What you are asked to do
Transcribe the records below exactly as they appear.

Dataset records
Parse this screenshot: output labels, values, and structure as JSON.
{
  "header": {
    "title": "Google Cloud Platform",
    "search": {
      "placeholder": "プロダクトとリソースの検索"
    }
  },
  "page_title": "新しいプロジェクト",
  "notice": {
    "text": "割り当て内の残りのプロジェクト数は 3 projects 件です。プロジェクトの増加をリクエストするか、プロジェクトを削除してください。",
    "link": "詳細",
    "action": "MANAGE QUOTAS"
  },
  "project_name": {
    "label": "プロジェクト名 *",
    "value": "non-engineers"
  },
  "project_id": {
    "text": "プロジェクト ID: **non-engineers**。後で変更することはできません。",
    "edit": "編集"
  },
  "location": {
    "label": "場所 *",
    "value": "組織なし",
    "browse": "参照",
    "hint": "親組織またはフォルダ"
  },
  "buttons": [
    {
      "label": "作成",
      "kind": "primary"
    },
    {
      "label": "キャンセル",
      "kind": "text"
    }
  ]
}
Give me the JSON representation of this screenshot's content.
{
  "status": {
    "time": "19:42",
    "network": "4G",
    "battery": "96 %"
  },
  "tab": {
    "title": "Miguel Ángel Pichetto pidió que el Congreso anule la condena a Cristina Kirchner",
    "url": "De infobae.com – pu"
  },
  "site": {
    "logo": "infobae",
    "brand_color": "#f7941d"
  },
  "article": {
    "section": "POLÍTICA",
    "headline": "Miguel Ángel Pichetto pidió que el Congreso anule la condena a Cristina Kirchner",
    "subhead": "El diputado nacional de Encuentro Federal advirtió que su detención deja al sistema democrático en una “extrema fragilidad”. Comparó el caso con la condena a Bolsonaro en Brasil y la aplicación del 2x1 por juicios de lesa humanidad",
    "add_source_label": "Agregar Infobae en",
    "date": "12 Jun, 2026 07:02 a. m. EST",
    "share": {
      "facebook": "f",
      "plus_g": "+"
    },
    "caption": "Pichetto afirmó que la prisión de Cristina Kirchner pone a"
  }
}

Solved problem
Parse this screenshot: output labels, values, and structure as JSON.
{
  "header": {
    "title": "Google Cloud Platform",
    "search": {
      "placeholder": "プロダクトとリソースの検索"
    }
  },
  "page_title": "新しいプロジェクト",
  "notice": {
    "text": "割り当て内の残りのプロジェクト数は 3 projects 件です。プロジェクトの増加をリクエストするか、プロジェクトを削除してください。",
    "link": "詳細",
    "action": "MANAGE QUOTAS"
  },
  "project_name": {
    "label": "プロジェクト名 *",
    "value": "non-engineers"
  },
  "project_id": {
    "text": "プロジェクト ID: **non-engineers**。後で変更することはできません。",
    "edit": "編集"
  },
  "location": {
    "label": "場所 *",
    "value": "組織なし",
    "browse": "参照",
    "hint": "親組織またはフォルダ"
  },
  "buttons": [
    {
      "label": "作成",
      "kind": "primary"
    },
    {
      "label": "キャンセル",
      "kind": "text"
    }
  ]
}
Give me the JSON representation of this screenshot's content.
{
  "status": {
    "time": "19:42",
    "network": "4G",
    "battery": "96 %"
  },
  "tab": {
    "title": "Miguel Ángel Pichetto pidió que el Congreso anule la condena a Cristina Kirchner",
    "url": "De infobae.com – pu"
  },
  "site": {
    "logo": "infobae",
    "brand_color": "#f7941d"
  },
  "article": {
    "section": "POLÍTICA",
    "headline": "Miguel Ángel Pichetto pidió que el Congreso anule la condena a Cristina Kirchner",
    "subhead": "El diputado nacional de Encuentro Federal advirtió que su detención deja al sistema democrático en una “extrema fragilidad”. Comparó el caso con la condena a Bolsonaro en Brasil y la aplicación del 2x1 por juicios de lesa humanidad",
    "add_source_label": "Agregar Infobae en",
    "date": "12 Jun, 2026 07:02 a. m. EST",
    "share": {
      "facebook": "f",
      "plus_g": "+"
    },
    "caption": "Pichetto afirmó que la prisión de Cristina Kirchner pone a"
  }
}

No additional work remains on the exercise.